LISTED ENTRIES:
^^^^^^^^

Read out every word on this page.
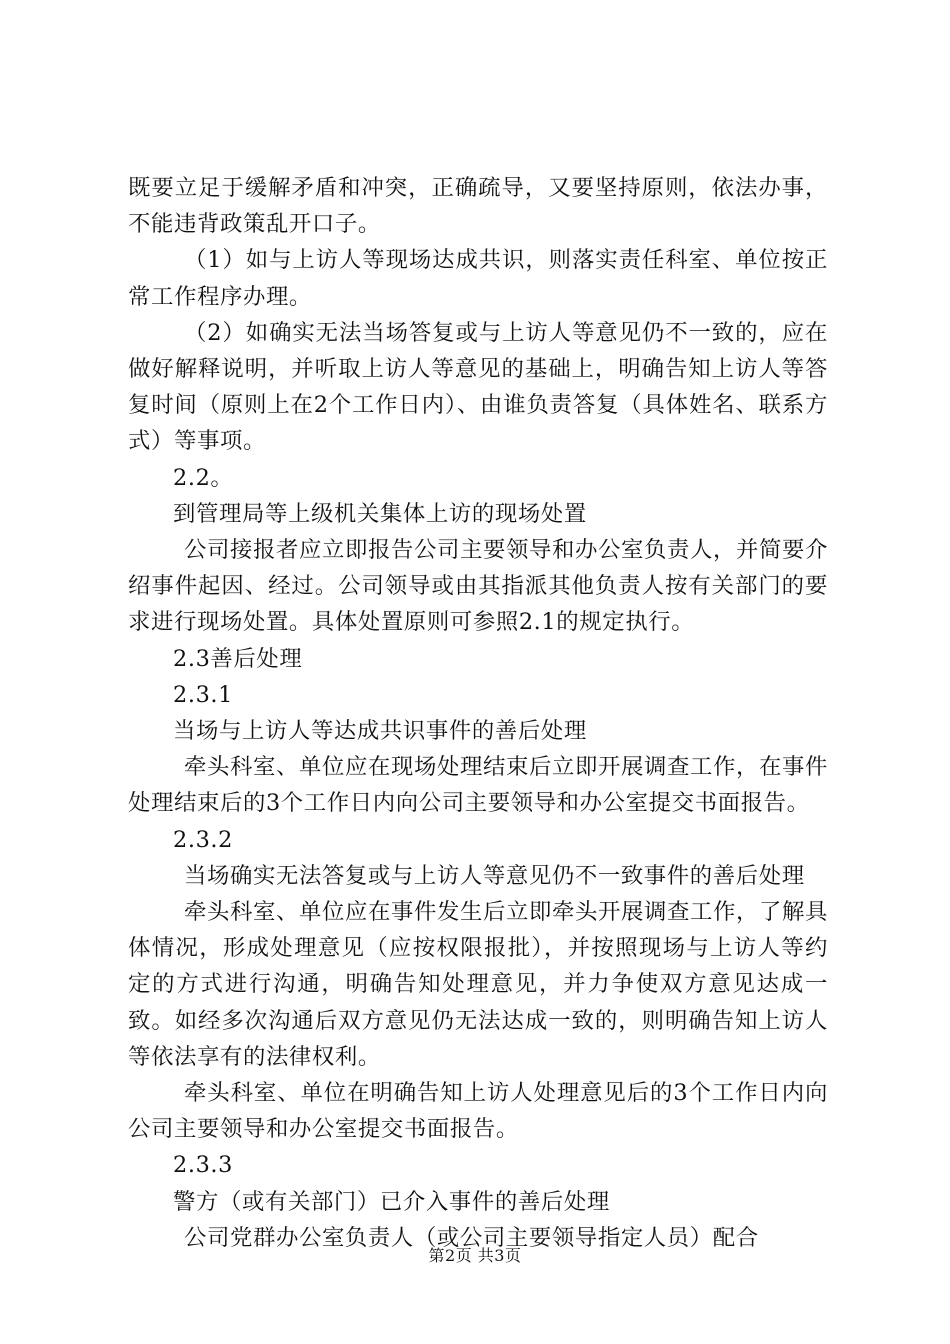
既要立足于缓解矛盾和冲突，正确疏导，又要坚持原则，依法办事，不能违背政策乱开口子。

（1）如与上访人等现场达成共识，则落实责任科室、单位按正常工作程序办理。

（2）如确实无法当场答复或与上访人等意见仍不一致的，应在做好解释说明，并听取上访人等意见的基础上，明确告知上访人等答复时间（原则上在2个工作日内）、由谁负责答复（具体姓名、联系方式）等事项。

2.2。

到管理局等上级机关集体上访的现场处置

公司接报者应立即报告公司主要领导和办公室负责人，并简要介绍事件起因、经过。公司领导或由其指派其他负责人按有关部门的要求进行现场处置。具体处置原则可参照2.1的规定执行。

2.3善后处理

2.3.1

当场与上访人等达成共识事件的善后处理

牵头科室、单位应在现场处理结束后立即开展调查工作，在事件处理结束后的3个工作日内向公司主要领导和办公室提交书面报告。

2.3.2

当场确实无法答复或与上访人等意见仍不一致事件的善后处理

牵头科室、单位应在事件发生后立即牵头开展调查工作，了解具体情况，形成处理意见（应按权限报批），并按照现场与上访人等约定的方式进行沟通，明确告知处理意见，并力争使双方意见达成一致。如经多次沟通后双方意见仍无法达成一致的，则明确告知上访人等依法享有的法律权利。

牵头科室、单位在明确告知上访人处理意见后的3个工作日内向公司主要领导和办公室提交书面报告。

2.3.3

警方（或有关部门）已介入事件的善后处理

公司党群办公室负责人（或公司主要领导指定人员）配合

第2页 共3页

^^^^^^^^

WHAT TO WORK ON: Find the lines of the material that hold the word "牵头科室" and report their count alone.

TASK SOLUTION: 3